** START Source records **

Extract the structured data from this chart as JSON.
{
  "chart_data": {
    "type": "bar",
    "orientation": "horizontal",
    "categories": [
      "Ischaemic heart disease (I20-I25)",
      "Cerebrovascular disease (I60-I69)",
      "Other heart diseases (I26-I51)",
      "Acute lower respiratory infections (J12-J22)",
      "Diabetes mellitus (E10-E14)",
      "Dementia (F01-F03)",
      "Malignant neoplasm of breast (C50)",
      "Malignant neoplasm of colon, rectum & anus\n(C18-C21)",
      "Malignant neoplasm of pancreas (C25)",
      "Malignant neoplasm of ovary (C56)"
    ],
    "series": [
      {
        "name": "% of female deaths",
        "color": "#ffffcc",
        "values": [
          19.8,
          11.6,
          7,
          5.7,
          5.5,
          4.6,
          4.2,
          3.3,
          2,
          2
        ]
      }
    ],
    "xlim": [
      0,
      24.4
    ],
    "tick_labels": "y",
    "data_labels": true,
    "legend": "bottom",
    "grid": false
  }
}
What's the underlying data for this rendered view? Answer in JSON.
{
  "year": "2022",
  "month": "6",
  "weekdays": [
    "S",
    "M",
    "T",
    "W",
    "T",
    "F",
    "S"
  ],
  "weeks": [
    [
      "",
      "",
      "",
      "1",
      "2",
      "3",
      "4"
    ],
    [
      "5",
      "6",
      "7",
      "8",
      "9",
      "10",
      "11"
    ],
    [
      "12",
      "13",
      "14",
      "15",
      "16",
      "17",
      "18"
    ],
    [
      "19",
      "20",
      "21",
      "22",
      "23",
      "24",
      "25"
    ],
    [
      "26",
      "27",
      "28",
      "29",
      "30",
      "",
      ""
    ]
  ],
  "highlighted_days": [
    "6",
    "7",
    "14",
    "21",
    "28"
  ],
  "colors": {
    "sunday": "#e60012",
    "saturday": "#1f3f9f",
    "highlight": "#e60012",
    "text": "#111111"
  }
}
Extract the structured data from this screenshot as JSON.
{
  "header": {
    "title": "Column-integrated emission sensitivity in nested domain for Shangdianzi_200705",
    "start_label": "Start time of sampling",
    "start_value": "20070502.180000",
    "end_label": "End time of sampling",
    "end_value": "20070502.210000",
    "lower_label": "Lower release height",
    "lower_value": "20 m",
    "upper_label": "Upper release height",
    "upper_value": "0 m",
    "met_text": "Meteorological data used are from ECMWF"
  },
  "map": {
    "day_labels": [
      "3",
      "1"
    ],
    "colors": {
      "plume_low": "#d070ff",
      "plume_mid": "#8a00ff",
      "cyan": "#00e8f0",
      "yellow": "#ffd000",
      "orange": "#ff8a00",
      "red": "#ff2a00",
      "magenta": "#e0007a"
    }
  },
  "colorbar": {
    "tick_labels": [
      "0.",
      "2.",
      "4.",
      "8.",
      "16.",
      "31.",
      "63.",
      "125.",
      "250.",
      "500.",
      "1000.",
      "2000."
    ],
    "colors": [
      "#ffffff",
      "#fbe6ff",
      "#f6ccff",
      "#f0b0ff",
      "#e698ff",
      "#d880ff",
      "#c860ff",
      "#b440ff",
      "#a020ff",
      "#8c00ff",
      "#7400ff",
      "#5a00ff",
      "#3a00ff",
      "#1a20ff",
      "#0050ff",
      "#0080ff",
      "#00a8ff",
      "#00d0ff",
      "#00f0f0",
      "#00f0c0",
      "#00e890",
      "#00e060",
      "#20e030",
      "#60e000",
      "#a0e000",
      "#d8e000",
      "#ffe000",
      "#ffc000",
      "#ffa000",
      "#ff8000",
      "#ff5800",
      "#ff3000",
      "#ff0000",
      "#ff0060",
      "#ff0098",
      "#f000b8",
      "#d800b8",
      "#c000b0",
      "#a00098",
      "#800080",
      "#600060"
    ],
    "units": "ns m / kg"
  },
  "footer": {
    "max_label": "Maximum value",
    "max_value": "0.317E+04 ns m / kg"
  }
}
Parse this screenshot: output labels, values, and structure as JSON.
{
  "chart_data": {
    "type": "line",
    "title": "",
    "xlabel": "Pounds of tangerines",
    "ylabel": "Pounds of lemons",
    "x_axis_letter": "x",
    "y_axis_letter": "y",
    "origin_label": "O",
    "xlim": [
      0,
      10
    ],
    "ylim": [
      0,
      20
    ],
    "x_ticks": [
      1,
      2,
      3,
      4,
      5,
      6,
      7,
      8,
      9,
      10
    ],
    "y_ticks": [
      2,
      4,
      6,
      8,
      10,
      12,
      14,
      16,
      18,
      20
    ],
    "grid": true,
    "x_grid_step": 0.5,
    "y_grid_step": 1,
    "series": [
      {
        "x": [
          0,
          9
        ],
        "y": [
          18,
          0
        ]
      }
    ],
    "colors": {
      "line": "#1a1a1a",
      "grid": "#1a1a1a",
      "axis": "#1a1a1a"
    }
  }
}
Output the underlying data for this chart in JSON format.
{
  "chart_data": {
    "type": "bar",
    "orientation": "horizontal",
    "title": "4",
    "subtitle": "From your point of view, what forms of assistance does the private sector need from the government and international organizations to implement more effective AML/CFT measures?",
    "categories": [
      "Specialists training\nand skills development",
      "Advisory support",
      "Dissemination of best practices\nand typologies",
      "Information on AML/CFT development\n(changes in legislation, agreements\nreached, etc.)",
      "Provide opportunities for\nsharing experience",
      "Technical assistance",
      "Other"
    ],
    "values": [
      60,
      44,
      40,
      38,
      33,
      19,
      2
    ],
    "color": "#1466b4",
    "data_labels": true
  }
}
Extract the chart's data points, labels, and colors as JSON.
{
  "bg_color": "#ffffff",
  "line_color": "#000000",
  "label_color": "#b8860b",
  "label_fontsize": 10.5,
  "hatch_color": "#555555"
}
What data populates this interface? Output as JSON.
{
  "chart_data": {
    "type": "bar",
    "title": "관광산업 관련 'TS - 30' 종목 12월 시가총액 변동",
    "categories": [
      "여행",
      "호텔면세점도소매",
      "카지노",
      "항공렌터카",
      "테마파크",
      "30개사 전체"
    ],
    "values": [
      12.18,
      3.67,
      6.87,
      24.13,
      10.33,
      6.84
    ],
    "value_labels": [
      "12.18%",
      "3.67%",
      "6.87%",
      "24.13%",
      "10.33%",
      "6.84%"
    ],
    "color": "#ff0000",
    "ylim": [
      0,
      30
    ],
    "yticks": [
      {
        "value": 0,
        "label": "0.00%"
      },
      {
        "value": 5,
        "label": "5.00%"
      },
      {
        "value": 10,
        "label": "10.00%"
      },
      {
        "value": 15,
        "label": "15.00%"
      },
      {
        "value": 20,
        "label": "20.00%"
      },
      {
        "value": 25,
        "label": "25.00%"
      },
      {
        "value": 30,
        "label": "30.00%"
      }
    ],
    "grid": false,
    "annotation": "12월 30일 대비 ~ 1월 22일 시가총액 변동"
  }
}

** END Source records **

▶ **Your instructions**
Each line above is to be repeated exactly.

▶ **Exercise response**
Extract the structured data from this chart as JSON.
{
  "chart_data": {
    "type": "bar",
    "orientation": "horizontal",
    "categories": [
      "Ischaemic heart disease (I20-I25)",
      "Cerebrovascular disease (I60-I69)",
      "Other heart diseases (I26-I51)",
      "Acute lower respiratory infections (J12-J22)",
      "Diabetes mellitus (E10-E14)",
      "Dementia (F01-F03)",
      "Malignant neoplasm of breast (C50)",
      "Malignant neoplasm of colon, rectum & anus\n(C18-C21)",
      "Malignant neoplasm of pancreas (C25)",
      "Malignant neoplasm of ovary (C56)"
    ],
    "series": [
      {
        "name": "% of female deaths",
        "color": "#ffffcc",
        "values": [
          19.8,
          11.6,
          7,
          5.7,
          5.5,
          4.6,
          4.2,
          3.3,
          2,
          2
        ]
      }
    ],
    "xlim": [
      0,
      24.4
    ],
    "tick_labels": "y",
    "data_labels": true,
    "legend": "bottom",
    "grid": false
  }
}
What's the underlying data for this rendered view? Answer in JSON.
{
  "year": "2022",
  "month": "6",
  "weekdays": [
    "S",
    "M",
    "T",
    "W",
    "T",
    "F",
    "S"
  ],
  "weeks": [
    [
      "",
      "",
      "",
      "1",
      "2",
      "3",
      "4"
    ],
    [
      "5",
      "6",
      "7",
      "8",
      "9",
      "10",
      "11"
    ],
    [
      "12",
      "13",
      "14",
      "15",
      "16",
      "17",
      "18"
    ],
    [
      "19",
      "20",
      "21",
      "22",
      "23",
      "24",
      "25"
    ],
    [
      "26",
      "27",
      "28",
      "29",
      "30",
      "",
      ""
    ]
  ],
  "highlighted_days": [
    "6",
    "7",
    "14",
    "21",
    "28"
  ],
  "colors": {
    "sunday": "#e60012",
    "saturday": "#1f3f9f",
    "highlight": "#e60012",
    "text": "#111111"
  }
}
Extract the structured data from this screenshot as JSON.
{
  "header": {
    "title": "Column-integrated emission sensitivity in nested domain for Shangdianzi_200705",
    "start_label": "Start time of sampling",
    "start_value": "20070502.180000",
    "end_label": "End time of sampling",
    "end_value": "20070502.210000",
    "lower_label": "Lower release height",
    "lower_value": "20 m",
    "upper_label": "Upper release height",
    "upper_value": "0 m",
    "met_text": "Meteorological data used are from ECMWF"
  },
  "map": {
    "day_labels": [
      "3",
      "1"
    ],
    "colors": {
      "plume_low": "#d070ff",
      "plume_mid": "#8a00ff",
      "cyan": "#00e8f0",
      "yellow": "#ffd000",
      "orange": "#ff8a00",
      "red": "#ff2a00",
      "magenta": "#e0007a"
    }
  },
  "colorbar": {
    "tick_labels": [
      "0.",
      "2.",
      "4.",
      "8.",
      "16.",
      "31.",
      "63.",
      "125.",
      "250.",
      "500.",
      "1000.",
      "2000."
    ],
    "colors": [
      "#ffffff",
      "#fbe6ff",
      "#f6ccff",
      "#f0b0ff",
      "#e698ff",
      "#d880ff",
      "#c860ff",
      "#b440ff",
      "#a020ff",
      "#8c00ff",
      "#7400ff",
      "#5a00ff",
      "#3a00ff",
      "#1a20ff",
      "#0050ff",
      "#0080ff",
      "#00a8ff",
      "#00d0ff",
      "#00f0f0",
      "#00f0c0",
      "#00e890",
      "#00e060",
      "#20e030",
      "#60e000",
      "#a0e000",
      "#d8e000",
      "#ffe000",
      "#ffc000",
      "#ffa000",
      "#ff8000",
      "#ff5800",
      "#ff3000",
      "#ff0000",
      "#ff0060",
      "#ff0098",
      "#f000b8",
      "#d800b8",
      "#c000b0",
      "#a00098",
      "#800080",
      "#600060"
    ],
    "units": "ns m / kg"
  },
  "footer": {
    "max_label": "Maximum value",
    "max_value": "0.317E+04 ns m / kg"
  }
}
Parse this screenshot: output labels, values, and structure as JSON.
{
  "chart_data": {
    "type": "line",
    "title": "",
    "xlabel": "Pounds of tangerines",
    "ylabel": "Pounds of lemons",
    "x_axis_letter": "x",
    "y_axis_letter": "y",
    "origin_label": "O",
    "xlim": [
      0,
      10
    ],
    "ylim": [
      0,
      20
    ],
    "x_ticks": [
      1,
      2,
      3,
      4,
      5,
      6,
      7,
      8,
      9,
      10
    ],
    "y_ticks": [
      2,
      4,
      6,
      8,
      10,
      12,
      14,
      16,
      18,
      20
    ],
    "grid": true,
    "x_grid_step": 0.5,
    "y_grid_step": 1,
    "series": [
      {
        "x": [
          0,
          9
        ],
        "y": [
          18,
          0
        ]
      }
    ],
    "colors": {
      "line": "#1a1a1a",
      "grid": "#1a1a1a",
      "axis": "#1a1a1a"
    }
  }
}
Output the underlying data for this chart in JSON format.
{
  "chart_data": {
    "type": "bar",
    "orientation": "horizontal",
    "title": "4",
    "subtitle": "From your point of view, what forms of assistance does the private sector need from the government and international organizations to implement more effective AML/CFT measures?",
    "categories": [
      "Specialists training\nand skills development",
      "Advisory support",
      "Dissemination of best practices\nand typologies",
      "Information on AML/CFT development\n(changes in legislation, agreements\nreached, etc.)",
      "Provide opportunities for\nsharing experience",
      "Technical assistance",
      "Other"
    ],
    "values": [
      60,
      44,
      40,
      38,
      33,
      19,
      2
    ],
    "color": "#1466b4",
    "data_labels": true
  }
}
Extract the chart's data points, labels, and colors as JSON.
{
  "bg_color": "#ffffff",
  "line_color": "#000000",
  "label_color": "#b8860b",
  "label_fontsize": 10.5,
  "hatch_color": "#555555"
}
What data populates this interface? Output as JSON.
{
  "chart_data": {
    "type": "bar",
    "title": "관광산업 관련 'TS - 30' 종목 12월 시가총액 변동",
    "categories": [
      "여행",
      "호텔면세점도소매",
      "카지노",
      "항공렌터카",
      "테마파크",
      "30개사 전체"
    ],
    "values": [
      12.18,
      3.67,
      6.87,
      24.13,
      10.33,
      6.84
    ],
    "value_labels": [
      "12.18%",
      "3.67%",
      "6.87%",
      "24.13%",
      "10.33%",
      "6.84%"
    ],
    "color": "#ff0000",
    "ylim": [
      0,
      30
    ],
    "yticks": [
      {
        "value": 0,
        "label": "0.00%"
      },
      {
        "value": 5,
        "label": "5.00%"
      },
      {
        "value": 10,
        "label": "10.00%"
      },
      {
        "value": 15,
        "label": "15.00%"
      },
      {
        "value": 20,
        "label": "20.00%"
      },
      {
        "value": 25,
        "label": "25.00%"
      },
      {
        "value": 30,
        "label": "30.00%"
      }
    ],
    "grid": false,
    "annotation": "12월 30일 대비 ~ 1월 22일 시가총액 변동"
  }
}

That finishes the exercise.